⟨

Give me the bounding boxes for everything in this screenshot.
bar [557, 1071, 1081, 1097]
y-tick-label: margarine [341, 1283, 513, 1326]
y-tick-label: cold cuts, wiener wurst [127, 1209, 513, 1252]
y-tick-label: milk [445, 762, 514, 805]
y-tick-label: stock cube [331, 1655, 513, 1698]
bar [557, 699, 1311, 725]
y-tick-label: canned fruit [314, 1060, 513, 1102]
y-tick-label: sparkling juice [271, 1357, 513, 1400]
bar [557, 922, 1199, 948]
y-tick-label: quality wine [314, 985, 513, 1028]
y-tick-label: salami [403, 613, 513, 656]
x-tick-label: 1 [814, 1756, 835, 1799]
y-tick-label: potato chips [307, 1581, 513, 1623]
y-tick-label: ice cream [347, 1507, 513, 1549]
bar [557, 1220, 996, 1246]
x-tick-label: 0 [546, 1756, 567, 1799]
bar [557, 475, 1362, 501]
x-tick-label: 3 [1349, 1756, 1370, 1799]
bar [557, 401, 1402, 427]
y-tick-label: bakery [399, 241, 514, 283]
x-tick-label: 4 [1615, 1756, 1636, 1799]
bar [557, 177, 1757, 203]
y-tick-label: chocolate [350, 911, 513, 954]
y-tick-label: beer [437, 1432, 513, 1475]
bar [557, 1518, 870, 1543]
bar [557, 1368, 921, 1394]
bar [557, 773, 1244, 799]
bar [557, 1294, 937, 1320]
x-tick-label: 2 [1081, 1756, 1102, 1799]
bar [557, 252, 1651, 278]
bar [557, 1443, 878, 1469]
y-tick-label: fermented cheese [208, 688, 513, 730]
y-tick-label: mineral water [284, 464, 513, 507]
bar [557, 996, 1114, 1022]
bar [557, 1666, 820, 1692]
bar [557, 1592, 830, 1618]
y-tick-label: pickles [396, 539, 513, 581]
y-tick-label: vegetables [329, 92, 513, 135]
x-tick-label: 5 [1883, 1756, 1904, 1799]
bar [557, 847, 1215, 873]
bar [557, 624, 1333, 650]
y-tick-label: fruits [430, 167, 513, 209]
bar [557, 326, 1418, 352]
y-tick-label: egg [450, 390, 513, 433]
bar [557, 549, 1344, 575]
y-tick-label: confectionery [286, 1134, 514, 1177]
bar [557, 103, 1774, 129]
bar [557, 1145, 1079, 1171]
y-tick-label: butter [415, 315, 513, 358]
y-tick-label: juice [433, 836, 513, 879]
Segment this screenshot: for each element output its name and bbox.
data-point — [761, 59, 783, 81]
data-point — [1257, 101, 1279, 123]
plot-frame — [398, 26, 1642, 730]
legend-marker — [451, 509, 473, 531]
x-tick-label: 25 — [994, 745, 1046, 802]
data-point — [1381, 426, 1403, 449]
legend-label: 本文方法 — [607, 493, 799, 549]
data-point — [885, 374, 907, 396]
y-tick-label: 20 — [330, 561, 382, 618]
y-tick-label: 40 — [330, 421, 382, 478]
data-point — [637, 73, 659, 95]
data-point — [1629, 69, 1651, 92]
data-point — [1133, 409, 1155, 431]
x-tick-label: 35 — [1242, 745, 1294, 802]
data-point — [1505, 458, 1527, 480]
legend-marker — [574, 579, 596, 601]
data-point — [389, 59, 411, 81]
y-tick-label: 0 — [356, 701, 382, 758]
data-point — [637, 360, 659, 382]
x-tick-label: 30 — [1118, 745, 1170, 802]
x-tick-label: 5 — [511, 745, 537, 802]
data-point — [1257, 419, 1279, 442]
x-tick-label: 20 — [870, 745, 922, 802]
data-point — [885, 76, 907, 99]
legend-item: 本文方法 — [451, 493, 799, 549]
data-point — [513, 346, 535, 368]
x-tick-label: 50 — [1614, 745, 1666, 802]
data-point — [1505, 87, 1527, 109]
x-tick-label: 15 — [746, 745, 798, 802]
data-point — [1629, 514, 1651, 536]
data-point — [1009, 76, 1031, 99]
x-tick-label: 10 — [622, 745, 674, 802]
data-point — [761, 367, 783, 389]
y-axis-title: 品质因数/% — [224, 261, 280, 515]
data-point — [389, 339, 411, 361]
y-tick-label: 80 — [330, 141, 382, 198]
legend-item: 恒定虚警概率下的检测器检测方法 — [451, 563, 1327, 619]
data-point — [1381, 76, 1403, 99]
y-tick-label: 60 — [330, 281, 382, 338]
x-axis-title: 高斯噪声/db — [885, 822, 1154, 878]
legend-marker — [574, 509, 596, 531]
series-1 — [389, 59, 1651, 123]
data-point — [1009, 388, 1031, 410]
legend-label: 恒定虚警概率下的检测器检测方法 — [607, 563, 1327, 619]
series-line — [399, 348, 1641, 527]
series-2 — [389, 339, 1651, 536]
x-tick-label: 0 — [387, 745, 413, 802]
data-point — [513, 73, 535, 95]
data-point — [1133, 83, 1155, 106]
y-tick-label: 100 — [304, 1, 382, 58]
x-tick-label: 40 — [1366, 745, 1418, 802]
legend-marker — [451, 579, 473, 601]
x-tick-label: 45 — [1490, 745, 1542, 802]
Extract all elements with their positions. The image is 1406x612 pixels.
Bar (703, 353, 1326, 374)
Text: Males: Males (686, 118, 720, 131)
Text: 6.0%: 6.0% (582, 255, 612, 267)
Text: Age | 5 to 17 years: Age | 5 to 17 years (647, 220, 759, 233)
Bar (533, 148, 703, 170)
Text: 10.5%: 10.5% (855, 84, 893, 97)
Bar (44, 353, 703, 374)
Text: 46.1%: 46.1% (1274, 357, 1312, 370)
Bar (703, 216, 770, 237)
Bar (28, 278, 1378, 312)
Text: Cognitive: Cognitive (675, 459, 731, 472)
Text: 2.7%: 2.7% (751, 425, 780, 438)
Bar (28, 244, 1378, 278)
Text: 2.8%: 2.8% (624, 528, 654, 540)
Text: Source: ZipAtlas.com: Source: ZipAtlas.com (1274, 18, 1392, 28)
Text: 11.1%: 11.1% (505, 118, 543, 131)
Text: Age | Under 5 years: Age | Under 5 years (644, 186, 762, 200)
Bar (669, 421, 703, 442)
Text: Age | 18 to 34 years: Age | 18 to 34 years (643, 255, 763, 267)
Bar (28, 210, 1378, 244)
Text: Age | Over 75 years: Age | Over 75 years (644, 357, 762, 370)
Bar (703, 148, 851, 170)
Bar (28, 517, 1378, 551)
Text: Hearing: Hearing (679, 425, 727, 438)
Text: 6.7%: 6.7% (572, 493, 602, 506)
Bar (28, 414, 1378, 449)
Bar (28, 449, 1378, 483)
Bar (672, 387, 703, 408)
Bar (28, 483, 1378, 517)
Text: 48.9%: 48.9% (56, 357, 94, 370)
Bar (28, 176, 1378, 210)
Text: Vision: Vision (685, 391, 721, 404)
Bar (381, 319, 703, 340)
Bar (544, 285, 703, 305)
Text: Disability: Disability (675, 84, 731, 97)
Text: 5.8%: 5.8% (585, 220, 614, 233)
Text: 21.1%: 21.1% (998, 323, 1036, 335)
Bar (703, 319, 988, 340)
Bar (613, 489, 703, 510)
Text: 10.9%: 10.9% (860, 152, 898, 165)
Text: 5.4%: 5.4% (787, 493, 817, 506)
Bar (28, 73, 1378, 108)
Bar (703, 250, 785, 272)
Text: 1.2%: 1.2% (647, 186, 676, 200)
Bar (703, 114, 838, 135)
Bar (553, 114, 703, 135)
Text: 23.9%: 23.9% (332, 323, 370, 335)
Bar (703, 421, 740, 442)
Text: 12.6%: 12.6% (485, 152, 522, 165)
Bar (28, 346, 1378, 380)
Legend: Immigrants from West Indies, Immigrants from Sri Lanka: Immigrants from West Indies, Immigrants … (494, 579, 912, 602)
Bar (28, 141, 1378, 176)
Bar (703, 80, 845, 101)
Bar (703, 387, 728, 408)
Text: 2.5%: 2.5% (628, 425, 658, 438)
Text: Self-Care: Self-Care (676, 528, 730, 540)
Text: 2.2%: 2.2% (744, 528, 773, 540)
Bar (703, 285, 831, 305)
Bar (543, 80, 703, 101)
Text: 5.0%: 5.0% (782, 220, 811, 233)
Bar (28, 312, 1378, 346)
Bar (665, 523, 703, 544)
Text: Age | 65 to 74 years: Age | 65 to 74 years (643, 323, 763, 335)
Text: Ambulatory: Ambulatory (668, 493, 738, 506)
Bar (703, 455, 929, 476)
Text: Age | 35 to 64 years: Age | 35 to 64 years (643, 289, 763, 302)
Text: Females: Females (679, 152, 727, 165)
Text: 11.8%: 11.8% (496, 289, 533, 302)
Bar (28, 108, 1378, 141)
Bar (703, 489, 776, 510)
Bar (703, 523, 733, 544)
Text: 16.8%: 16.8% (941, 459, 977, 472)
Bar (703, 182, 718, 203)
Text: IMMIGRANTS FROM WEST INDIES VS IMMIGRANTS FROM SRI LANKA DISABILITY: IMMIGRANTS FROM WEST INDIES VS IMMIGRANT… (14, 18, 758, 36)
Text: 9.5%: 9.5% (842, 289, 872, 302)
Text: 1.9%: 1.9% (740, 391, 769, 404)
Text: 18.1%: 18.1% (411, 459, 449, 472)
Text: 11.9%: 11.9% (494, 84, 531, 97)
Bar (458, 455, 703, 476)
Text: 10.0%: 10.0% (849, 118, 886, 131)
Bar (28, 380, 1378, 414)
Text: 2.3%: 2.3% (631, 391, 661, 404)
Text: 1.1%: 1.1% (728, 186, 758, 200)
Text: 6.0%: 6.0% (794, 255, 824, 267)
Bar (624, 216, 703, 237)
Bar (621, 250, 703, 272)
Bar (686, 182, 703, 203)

⟩

[THE EXERCISE]
Reproduce the lines exactly, starting with the first line of the records and continuing through the line containing "x-tick-label: 0 [546, 1756, 567, 1799]".

[RESPONSE TO THE TASK]
Give me the bounding boxes for everything in this screenshot.
bar [557, 1071, 1081, 1097]
y-tick-label: margarine [341, 1283, 513, 1326]
y-tick-label: cold cuts, wiener wurst [127, 1209, 513, 1252]
y-tick-label: milk [445, 762, 514, 805]
y-tick-label: stock cube [331, 1655, 513, 1698]
bar [557, 699, 1311, 725]
y-tick-label: canned fruit [314, 1060, 513, 1102]
y-tick-label: sparkling juice [271, 1357, 513, 1400]
bar [557, 922, 1199, 948]
y-tick-label: quality wine [314, 985, 513, 1028]
y-tick-label: salami [403, 613, 513, 656]
x-tick-label: 1 [814, 1756, 835, 1799]
y-tick-label: potato chips [307, 1581, 513, 1623]
y-tick-label: ice cream [347, 1507, 513, 1549]
bar [557, 1220, 996, 1246]
x-tick-label: 0 [546, 1756, 567, 1799]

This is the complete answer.